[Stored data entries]
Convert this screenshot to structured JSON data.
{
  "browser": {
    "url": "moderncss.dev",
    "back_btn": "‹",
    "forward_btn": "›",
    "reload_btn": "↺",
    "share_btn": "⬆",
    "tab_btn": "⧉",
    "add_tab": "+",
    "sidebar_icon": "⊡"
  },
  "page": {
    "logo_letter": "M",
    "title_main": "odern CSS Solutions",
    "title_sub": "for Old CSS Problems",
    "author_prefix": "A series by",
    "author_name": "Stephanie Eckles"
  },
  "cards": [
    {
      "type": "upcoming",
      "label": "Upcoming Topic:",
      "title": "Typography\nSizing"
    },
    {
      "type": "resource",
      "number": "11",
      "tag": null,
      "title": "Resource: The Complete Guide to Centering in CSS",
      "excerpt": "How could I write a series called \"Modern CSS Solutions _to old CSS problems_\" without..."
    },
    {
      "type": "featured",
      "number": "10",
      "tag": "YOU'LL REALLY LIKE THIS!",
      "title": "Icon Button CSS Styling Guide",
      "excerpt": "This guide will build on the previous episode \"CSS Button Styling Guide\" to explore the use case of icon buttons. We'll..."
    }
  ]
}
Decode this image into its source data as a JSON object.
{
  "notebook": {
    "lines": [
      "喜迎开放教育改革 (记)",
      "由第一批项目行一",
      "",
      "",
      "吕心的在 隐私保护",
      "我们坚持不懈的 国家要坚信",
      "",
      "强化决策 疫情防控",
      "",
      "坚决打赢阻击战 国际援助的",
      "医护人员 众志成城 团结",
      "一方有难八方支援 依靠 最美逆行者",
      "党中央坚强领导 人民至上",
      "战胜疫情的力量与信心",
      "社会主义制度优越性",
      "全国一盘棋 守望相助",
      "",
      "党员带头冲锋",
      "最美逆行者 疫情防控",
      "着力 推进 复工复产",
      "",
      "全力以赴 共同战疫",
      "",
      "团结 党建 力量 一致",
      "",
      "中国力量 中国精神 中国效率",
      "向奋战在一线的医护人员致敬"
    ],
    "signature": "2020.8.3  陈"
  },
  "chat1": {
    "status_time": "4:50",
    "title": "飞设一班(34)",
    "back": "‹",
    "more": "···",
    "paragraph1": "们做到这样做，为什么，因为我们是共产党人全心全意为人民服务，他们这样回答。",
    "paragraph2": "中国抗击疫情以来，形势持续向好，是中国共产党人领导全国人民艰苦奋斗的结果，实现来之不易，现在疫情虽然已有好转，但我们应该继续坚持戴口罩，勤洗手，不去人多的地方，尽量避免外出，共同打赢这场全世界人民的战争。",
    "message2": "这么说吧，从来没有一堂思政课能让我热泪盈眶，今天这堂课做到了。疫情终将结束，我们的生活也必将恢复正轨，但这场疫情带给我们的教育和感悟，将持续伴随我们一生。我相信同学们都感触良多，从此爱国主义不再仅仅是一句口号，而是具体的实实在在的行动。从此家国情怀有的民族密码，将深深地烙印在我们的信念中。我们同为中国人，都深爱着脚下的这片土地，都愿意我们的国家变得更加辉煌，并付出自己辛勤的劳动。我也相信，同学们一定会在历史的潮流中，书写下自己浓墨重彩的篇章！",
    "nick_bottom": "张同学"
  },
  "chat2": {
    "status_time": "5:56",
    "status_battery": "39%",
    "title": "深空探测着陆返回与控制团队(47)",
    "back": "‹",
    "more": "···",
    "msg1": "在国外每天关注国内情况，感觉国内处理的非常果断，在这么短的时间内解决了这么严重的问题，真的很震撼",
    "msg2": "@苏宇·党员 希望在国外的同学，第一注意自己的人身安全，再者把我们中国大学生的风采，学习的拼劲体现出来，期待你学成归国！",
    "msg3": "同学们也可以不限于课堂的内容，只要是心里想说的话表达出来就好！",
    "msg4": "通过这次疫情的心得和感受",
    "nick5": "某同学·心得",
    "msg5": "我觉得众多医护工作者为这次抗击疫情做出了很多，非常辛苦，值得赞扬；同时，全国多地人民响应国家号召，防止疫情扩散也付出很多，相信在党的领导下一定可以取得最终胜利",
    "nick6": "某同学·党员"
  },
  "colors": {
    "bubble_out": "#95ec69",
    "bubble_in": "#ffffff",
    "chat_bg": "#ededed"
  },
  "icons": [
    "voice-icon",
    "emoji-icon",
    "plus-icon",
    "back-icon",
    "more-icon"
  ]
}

Your task - Repeat the preceding lines exactly, please, every one of them.

Answer to the problem -
Convert this screenshot to structured JSON data.
{
  "browser": {
    "url": "moderncss.dev",
    "back_btn": "‹",
    "forward_btn": "›",
    "reload_btn": "↺",
    "share_btn": "⬆",
    "tab_btn": "⧉",
    "add_tab": "+",
    "sidebar_icon": "⊡"
  },
  "page": {
    "logo_letter": "M",
    "title_main": "odern CSS Solutions",
    "title_sub": "for Old CSS Problems",
    "author_prefix": "A series by",
    "author_name": "Stephanie Eckles"
  },
  "cards": [
    {
      "type": "upcoming",
      "label": "Upcoming Topic:",
      "title": "Typography\nSizing"
    },
    {
      "type": "resource",
      "number": "11",
      "tag": null,
      "title": "Resource: The Complete Guide to Centering in CSS",
      "excerpt": "How could I write a series called \"Modern CSS Solutions _to old CSS problems_\" without..."
    },
    {
      "type": "featured",
      "number": "10",
      "tag": "YOU'LL REALLY LIKE THIS!",
      "title": "Icon Button CSS Styling Guide",
      "excerpt": "This guide will build on the previous episode \"CSS Button Styling Guide\" to explore the use case of icon buttons. We'll..."
    }
  ]
}
Decode this image into its source data as a JSON object.
{
  "notebook": {
    "lines": [
      "喜迎开放教育改革 (记)",
      "由第一批项目行一",
      "",
      "",
      "吕心的在 隐私保护",
      "我们坚持不懈的 国家要坚信",
      "",
      "强化决策 疫情防控",
      "",
      "坚决打赢阻击战 国际援助的",
      "医护人员 众志成城 团结",
      "一方有难八方支援 依靠 最美逆行者",
      "党中央坚强领导 人民至上",
      "战胜疫情的力量与信心",
      "社会主义制度优越性",
      "全国一盘棋 守望相助",
      "",
      "党员带头冲锋",
      "最美逆行者 疫情防控",
      "着力 推进 复工复产",
      "",
      "全力以赴 共同战疫",
      "",
      "团结 党建 力量 一致",
      "",
      "中国力量 中国精神 中国效率",
      "向奋战在一线的医护人员致敬"
    ],
    "signature": "2020.8.3  陈"
  },
  "chat1": {
    "status_time": "4:50",
    "title": "飞设一班(34)",
    "back": "‹",
    "more": "···",
    "paragraph1": "们做到这样做，为什么，因为我们是共产党人全心全意为人民服务，他们这样回答。",
    "paragraph2": "中国抗击疫情以来，形势持续向好，是中国共产党人领导全国人民艰苦奋斗的结果，实现来之不易，现在疫情虽然已有好转，但我们应该继续坚持戴口罩，勤洗手，不去人多的地方，尽量避免外出，共同打赢这场全世界人民的战争。",
    "message2": "这么说吧，从来没有一堂思政课能让我热泪盈眶，今天这堂课做到了。疫情终将结束，我们的生活也必将恢复正轨，但这场疫情带给我们的教育和感悟，将持续伴随我们一生。我相信同学们都感触良多，从此爱国主义不再仅仅是一句口号，而是具体的实实在在的行动。从此家国情怀有的民族密码，将深深地烙印在我们的信念中。我们同为中国人，都深爱着脚下的这片土地，都愿意我们的国家变得更加辉煌，并付出自己辛勤的劳动。我也相信，同学们一定会在历史的潮流中，书写下自己浓墨重彩的篇章！",
    "nick_bottom": "张同学"
  },
  "chat2": {
    "status_time": "5:56",
    "status_battery": "39%",
    "title": "深空探测着陆返回与控制团队(47)",
    "back": "‹",
    "more": "···",
    "msg1": "在国外每天关注国内情况，感觉国内处理的非常果断，在这么短的时间内解决了这么严重的问题，真的很震撼",
    "msg2": "@苏宇·党员 希望在国外的同学，第一注意自己的人身安全，再者把我们中国大学生的风采，学习的拼劲体现出来，期待你学成归国！",
    "msg3": "同学们也可以不限于课堂的内容，只要是心里想说的话表达出来就好！",
    "msg4": "通过这次疫情的心得和感受",
    "nick5": "某同学·心得",
    "msg5": "我觉得众多医护工作者为这次抗击疫情做出了很多，非常辛苦，值得赞扬；同时，全国多地人民响应国家号召，防止疫情扩散也付出很多，相信在党的领导下一定可以取得最终胜利",
    "nick6": "某同学·党员"
  },
  "colors": {
    "bubble_out": "#95ec69",
    "bubble_in": "#ffffff",
    "chat_bg": "#ededed"
  },
  "icons": [
    "voice-icon",
    "emoji-icon",
    "plus-icon",
    "back-icon",
    "more-icon"
  ]
}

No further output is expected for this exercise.